Brief:
Wherever the string "Exhibition" shows up in a line, count that line. Give the total alone.

Dataset content:
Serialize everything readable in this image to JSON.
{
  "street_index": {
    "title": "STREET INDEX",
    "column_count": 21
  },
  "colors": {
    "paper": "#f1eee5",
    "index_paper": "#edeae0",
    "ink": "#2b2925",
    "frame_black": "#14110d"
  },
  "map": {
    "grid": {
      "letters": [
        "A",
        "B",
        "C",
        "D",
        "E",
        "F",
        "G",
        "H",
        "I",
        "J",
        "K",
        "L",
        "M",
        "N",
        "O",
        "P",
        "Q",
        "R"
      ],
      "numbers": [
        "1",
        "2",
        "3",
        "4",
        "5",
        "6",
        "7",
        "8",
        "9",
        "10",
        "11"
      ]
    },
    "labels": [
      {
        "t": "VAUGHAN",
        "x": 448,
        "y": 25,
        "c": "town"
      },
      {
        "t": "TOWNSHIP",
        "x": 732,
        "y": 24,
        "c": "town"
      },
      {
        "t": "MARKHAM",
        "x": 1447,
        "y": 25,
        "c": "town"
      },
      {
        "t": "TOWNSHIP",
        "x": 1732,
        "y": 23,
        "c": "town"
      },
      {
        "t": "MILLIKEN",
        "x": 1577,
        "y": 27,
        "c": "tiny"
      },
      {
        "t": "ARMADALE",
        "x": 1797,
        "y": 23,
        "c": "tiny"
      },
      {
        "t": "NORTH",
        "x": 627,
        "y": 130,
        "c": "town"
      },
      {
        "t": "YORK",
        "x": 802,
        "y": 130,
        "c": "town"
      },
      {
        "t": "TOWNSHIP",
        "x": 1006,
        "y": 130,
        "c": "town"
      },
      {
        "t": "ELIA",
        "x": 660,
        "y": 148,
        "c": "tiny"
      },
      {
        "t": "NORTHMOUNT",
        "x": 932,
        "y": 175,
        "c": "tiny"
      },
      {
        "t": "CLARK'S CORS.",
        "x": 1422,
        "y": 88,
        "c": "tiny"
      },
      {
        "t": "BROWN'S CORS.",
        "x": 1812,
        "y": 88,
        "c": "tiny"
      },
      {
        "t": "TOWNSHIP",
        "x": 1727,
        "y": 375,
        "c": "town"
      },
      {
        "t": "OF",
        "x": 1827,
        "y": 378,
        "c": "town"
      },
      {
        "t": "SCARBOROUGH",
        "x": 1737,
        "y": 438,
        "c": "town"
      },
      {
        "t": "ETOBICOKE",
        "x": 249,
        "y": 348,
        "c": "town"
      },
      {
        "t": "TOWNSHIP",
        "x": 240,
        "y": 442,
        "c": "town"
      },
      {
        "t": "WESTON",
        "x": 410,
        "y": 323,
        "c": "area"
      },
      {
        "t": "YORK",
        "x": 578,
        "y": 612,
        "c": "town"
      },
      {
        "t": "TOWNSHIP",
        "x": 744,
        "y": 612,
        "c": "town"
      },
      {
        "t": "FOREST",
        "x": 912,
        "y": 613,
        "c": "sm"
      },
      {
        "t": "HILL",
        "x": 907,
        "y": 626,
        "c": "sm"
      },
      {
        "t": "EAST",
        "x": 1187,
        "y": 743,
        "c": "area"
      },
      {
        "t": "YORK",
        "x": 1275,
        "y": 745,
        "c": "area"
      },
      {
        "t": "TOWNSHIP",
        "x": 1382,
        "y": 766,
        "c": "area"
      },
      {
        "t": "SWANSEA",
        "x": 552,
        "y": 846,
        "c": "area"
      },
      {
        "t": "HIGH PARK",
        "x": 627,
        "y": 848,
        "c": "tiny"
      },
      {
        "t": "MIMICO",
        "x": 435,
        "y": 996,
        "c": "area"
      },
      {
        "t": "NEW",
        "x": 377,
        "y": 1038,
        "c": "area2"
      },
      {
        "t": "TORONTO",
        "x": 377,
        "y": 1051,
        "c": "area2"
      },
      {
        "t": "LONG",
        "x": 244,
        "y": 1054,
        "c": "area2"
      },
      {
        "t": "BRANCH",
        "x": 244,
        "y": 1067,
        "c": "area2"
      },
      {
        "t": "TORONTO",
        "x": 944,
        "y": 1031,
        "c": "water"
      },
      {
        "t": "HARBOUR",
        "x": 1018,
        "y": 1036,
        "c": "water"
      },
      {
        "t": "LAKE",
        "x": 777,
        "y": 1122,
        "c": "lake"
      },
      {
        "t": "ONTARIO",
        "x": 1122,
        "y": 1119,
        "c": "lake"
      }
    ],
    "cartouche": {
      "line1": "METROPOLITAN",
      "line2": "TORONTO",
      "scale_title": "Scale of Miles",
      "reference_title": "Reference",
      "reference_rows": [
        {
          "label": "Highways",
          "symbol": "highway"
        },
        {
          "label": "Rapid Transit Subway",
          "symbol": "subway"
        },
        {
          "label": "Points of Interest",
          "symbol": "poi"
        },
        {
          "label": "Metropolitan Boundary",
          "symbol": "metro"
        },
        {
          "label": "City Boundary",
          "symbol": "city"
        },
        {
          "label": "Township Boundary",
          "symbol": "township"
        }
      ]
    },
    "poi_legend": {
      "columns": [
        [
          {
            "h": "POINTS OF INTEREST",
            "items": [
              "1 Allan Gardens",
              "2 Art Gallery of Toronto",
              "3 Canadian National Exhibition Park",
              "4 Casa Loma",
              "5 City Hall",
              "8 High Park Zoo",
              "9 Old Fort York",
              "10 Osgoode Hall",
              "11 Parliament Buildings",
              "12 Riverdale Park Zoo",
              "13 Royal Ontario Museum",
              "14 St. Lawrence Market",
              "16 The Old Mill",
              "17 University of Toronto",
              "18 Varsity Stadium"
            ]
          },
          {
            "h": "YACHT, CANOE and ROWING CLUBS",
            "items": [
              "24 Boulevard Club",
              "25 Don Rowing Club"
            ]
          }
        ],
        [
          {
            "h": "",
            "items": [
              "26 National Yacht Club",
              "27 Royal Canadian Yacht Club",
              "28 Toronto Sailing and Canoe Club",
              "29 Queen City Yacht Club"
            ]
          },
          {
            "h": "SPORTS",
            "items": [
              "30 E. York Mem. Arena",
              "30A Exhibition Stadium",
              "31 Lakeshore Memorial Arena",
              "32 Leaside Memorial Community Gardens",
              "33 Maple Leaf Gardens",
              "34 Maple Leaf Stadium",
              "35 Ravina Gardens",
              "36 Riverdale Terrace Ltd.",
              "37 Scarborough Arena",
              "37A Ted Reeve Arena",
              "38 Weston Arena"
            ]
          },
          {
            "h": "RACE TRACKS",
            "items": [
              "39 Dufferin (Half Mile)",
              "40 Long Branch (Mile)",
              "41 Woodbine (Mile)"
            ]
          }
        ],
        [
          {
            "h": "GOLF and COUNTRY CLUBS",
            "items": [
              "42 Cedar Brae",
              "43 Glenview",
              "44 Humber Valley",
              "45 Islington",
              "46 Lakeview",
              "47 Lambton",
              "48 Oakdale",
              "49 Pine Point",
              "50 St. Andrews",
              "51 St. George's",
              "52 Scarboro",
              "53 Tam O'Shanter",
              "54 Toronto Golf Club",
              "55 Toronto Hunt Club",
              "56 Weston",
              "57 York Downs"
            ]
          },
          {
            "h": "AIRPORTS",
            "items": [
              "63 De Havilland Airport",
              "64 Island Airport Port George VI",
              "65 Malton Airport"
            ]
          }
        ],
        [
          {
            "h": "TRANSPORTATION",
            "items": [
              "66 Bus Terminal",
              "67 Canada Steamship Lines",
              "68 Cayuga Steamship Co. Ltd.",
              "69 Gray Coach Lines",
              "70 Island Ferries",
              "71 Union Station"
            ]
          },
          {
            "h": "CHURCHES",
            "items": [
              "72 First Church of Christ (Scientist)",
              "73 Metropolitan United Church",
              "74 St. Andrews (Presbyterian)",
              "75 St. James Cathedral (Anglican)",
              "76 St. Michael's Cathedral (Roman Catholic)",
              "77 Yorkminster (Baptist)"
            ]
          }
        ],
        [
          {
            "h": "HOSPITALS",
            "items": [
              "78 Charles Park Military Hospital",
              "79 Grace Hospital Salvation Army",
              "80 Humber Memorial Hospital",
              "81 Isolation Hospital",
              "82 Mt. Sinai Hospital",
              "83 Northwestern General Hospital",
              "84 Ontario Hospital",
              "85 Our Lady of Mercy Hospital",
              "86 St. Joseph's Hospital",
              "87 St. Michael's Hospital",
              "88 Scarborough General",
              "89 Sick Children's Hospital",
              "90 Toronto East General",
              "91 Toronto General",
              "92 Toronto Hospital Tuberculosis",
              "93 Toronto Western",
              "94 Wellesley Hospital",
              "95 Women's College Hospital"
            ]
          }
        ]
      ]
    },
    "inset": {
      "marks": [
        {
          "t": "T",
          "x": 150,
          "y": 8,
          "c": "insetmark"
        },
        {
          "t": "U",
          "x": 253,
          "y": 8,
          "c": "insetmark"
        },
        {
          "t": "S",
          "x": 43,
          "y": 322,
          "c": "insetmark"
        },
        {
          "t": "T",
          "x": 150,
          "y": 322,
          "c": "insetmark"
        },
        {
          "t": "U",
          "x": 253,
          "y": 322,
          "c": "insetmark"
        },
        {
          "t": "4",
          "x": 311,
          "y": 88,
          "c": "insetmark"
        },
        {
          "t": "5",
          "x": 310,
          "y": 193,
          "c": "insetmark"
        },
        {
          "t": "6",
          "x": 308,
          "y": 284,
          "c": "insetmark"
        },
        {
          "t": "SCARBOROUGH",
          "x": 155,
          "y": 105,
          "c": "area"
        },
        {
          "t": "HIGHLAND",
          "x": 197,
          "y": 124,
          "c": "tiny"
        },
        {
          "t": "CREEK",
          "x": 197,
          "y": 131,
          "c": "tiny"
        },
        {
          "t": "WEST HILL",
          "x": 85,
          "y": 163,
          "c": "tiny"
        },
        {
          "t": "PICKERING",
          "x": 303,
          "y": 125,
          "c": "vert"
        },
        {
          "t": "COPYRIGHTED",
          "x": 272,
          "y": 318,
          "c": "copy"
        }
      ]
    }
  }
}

Output of the exercise:
2